Page excerpt
· · · · · · ·

[Pacemaker] Need to relax corosync due to backup of VM through snapshot

Wed Nov 20 15:58:01 UTC 2013

Hello,
trying to relax timeout because of backups that runs usign Netbackup
and VMware storage api and causing cluster reconfiguration
Based on docs  I thought that the timeout should be

token x token_retransmits_before_loss_const

but actually through my tests I see that setting or not setting the
second one the timeout is equal to the token value...
Is this correct and expected? WHat is then the meaning of
token_retransmits_before_loss_const?

· · · · · · ·

Dataset excerpt

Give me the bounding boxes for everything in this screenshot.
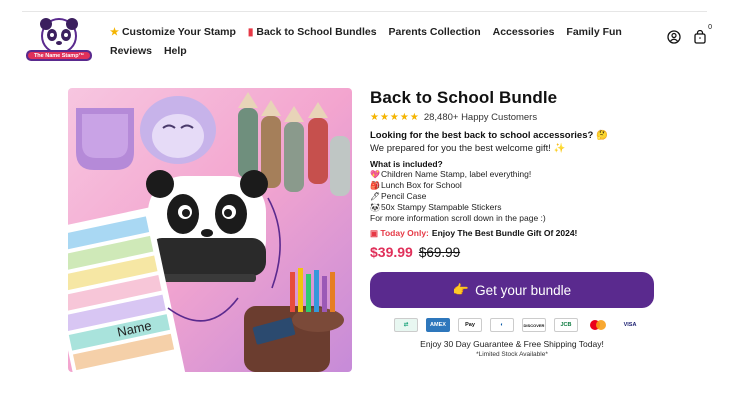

· · · · · · ·

Challenges
1. Set down the part of the corosync timeout post from "token x token_retransmits_before_loss_const" to "the token value...", word for word.
2. Answer these questions from the corosync timeout post:
(a) Which backup software runs the backups the writer mentions?
(b) Based on the docs, what did the writer think the timeout should be?
(c) In the writer's tests, what was the timeout equal to?
3. Extend the corosync timeout post, starting after its final sentence.

Expected responses
1.
token x token_retransmits_before_loss_const

but actually through my tests I see that setting or not setting the
second one the timeout is equal to the token value...

2.
(a) Netbackup, together with the VMware storage api.
(b) token x token_retransmits_before_loss_const.
(c) The token value.

3.
My test system is SLES 11 SP2 with HA extension

SO my current test config is:
  # diff corosync.conf corosync.conf.pre181113
24,25c24
< #token: 5000
< token: 120000
---
> token: 5000
28c27
< #token_retransmits_before_loss_const: 10
---
> token_retransmits_before_loss_const: 10

ALso due to drbd in place too (mastsr/save resource in pacemaker), I set this:
/etc/drbd.d # diff global_common.conf global_common.conf.pre181113
47,50c47
< connect-int 61;
< ping-int 61;
< timeout 600;
< ping-timeout 600;
---
> ping-timeout 100;

So that I allow 60 seconds for drbd timeouts.

Any comment?
Any different strategies successfully used in similar environments
where high latencies get in place at snapshot deletion when
consolidate phase of disks is executed?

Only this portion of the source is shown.